→ EJERCICIOS:
a) Lee el texto sobre el ánimo de los alumnos en los colegios y di si cada afirmación coincide con él: (i) la calma entre los colegiales puede ser solo señal de miedo a los castigos; (ii) el mejor indicador del espíritu de un colegio son los alumnos de primer curso; (iii) en los colegios faltan maestros con virtud y competencia. Contesta sí o no a cada una y cita las palabras del texto que lo deciden.
b) Retoma el texto sobre el ánimo de los alumnos en los colegios y sigue escribiéndolo a partir de su última oración.

→ TEXTO CITADO:
Se necesita haber vivido en un presidio para no experimentar esa nostalgia de lo pasado, en cuyo dulce recuerdo influye más que el verdadero bienestar del niño la estima de una educación literaria y religiosa sólida y de la virtud y competencia de los maestros; lo que no falta en los colegios, y más según el juicio de las cosas hecho a la distancia de treinta o cuarenta años.

Ni, finalmente, es indicio exclusivo del estado de malestar de los alumnos tal cual tempestad de insolencia y rebeldía con que responden a la falta de experiencia o aptitud de los que los gobiernan. Puede haber calma en los colegiales y no ser ello señal sino de sujeción a la fuerza y de temor a las sanciones.

El verdadero barómetro que marca el espíritu de un colegio son los de quinto, sexto y séptimo curso. Bien está que los colegiales menores vivan alegres; pero si en los últimos años viven inquietos y descontentos; se malogrará el fruto del colegio, que entonces es cuando, por razón de la edad y del término de nuestro influjo, se ha de perfeccionar y consolidar la educación.

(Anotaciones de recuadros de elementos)

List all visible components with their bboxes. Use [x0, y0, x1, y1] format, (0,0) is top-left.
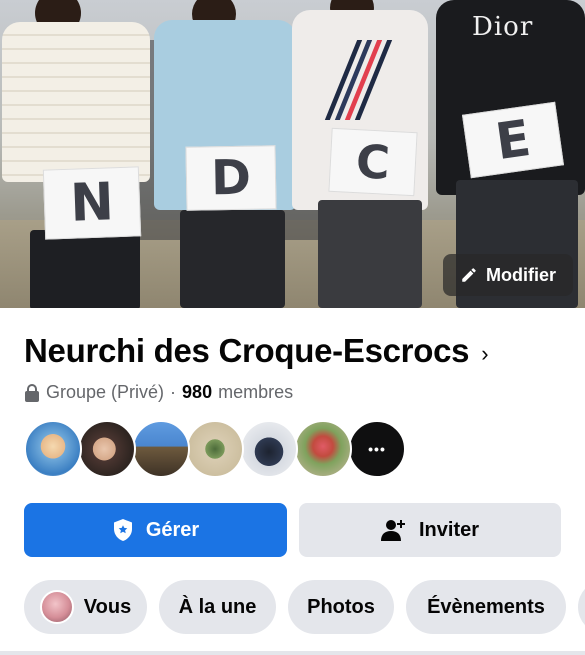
tab-you-label: Vous: [83, 595, 132, 618]
tab-featured-label: À la une: [178, 595, 257, 618]
avatar: [39, 590, 74, 624]
more-members-button[interactable]: •••: [348, 420, 406, 478]
lock-icon: [25, 383, 39, 402]
tab-photos-label: Photos: [307, 595, 375, 618]
cover-sign-n: N: [42, 166, 142, 240]
tab-photos[interactable]: Photos: [288, 580, 394, 634]
member-avatar-4[interactable]: [186, 420, 244, 478]
add-person-icon: [380, 520, 405, 541]
tab-featured[interactable]: À la une: [159, 580, 276, 634]
group-name: Neurchi des Croque-Escrocs: [24, 332, 470, 369]
more-dots-icon: •••: [368, 441, 386, 457]
cover-sign-c: C: [328, 127, 418, 197]
tab-you[interactable]: Vous: [24, 580, 147, 634]
cover-sign-d: D: [185, 145, 277, 211]
member-avatar-5[interactable]: [240, 420, 298, 478]
member-avatar-3[interactable]: [132, 420, 190, 478]
tab-next-partial[interactable]: [578, 580, 585, 634]
pencil-icon: [462, 268, 476, 282]
group-privacy: Groupe (Privé): [46, 382, 165, 402]
cover-photo[interactable]: Dior N D C E Modifier: [0, 0, 585, 308]
shield-icon: [113, 519, 132, 541]
member-avatar-2[interactable]: [78, 420, 136, 478]
manage-label: Gérer: [145, 518, 200, 541]
group-meta: Groupe (Privé) · 980 membres: [24, 382, 293, 403]
cover-person-1: [0, 0, 150, 308]
tab-events[interactable]: Évènements: [406, 580, 566, 634]
cover-sign-e: E: [462, 101, 564, 179]
member-count: 980: [182, 382, 213, 402]
member-label: membres: [218, 382, 294, 402]
group-tabs: Vous À la une Photos Évènements: [24, 580, 585, 634]
chevron-right-icon: ›: [481, 341, 489, 366]
edit-cover-label: Modifier: [486, 264, 556, 285]
tab-events-label: Évènements: [427, 595, 545, 618]
member-avatar-6[interactable]: [294, 420, 352, 478]
cover-shirt-text: Dior: [472, 12, 534, 42]
divider: [0, 651, 585, 655]
edit-cover-button[interactable]: Modifier: [443, 254, 573, 296]
meta-separator: ·: [170, 382, 177, 402]
manage-button[interactable]: Gérer: [24, 503, 287, 557]
member-avatar-1[interactable]: [24, 420, 82, 478]
group-title-link[interactable]: Neurchi des Croque-Escrocs ›: [24, 332, 489, 370]
invite-label: Inviter: [418, 518, 480, 541]
invite-button[interactable]: Inviter: [299, 503, 561, 557]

→ RESPUESTAS:
a)
(i) Sí: "Puede haber calma en los colegiales y no ser ello señal sino de sujeción a la fuerza y de temor a las sanciones."
(ii) No: "El verdadero barómetro que marca el espíritu de un colegio son los de quinto, sexto y séptimo curso."
(iii) No: "la virtud y competencia de los maestros; lo que no falta en los colegios"

b)
Examinemos, pues, cómo viven de ordinario los alumnos mayores, particularmente los bachilleres; si hablan mal o bien del colegio, si gustan del trato de sus educadores, los estiman y los aman. Observemos si rehúyen acudir a sus asociaciones, salidos ya del colegio; si no buscan su dirección, si no figuran como miembros en sus obras, ni se les ve en las directivas de ellas; porque si esto ocurre en algún colegio, señal clara de que en él no vivían a gusto.

Es fácil desentenderse de la dificultad que estos indicios representan, interpretándolos por la edad, las pasiones y el ambiente; subterfugio poco hábil, porque es el caso que en otras partes también existen ese ambiente, esa edad y esas pasiones y, sin embargo, los colegiales aman a sus educadores y viven unidos a ellos toda la vida.

– Vida espiritual intensa

Lo que verdaderamente perjudica a la educación no es tanto la de un cultivo más intenso del espíritu, sino más bien el rigor de la disciplina, que puede considerarse como ideal de la formación.

Si el régimen es humano, la educación es más fecunda, con la misma intensidad de vida espiritual. Porque el niño naturalmente cristiano, cuando está satisfecho con quien le educa, naturalmente acepta gustoso las normas de conducta que se le dan, tan conformes con la razón. Por motivos humanos, pero elevados, se inclina a proceder rectamente, por pundonor, por amor a sus padres, por honor de los premios. ¡Cuánto más por conciencia, por el deber, por el temor de Dios, por amor de Dios!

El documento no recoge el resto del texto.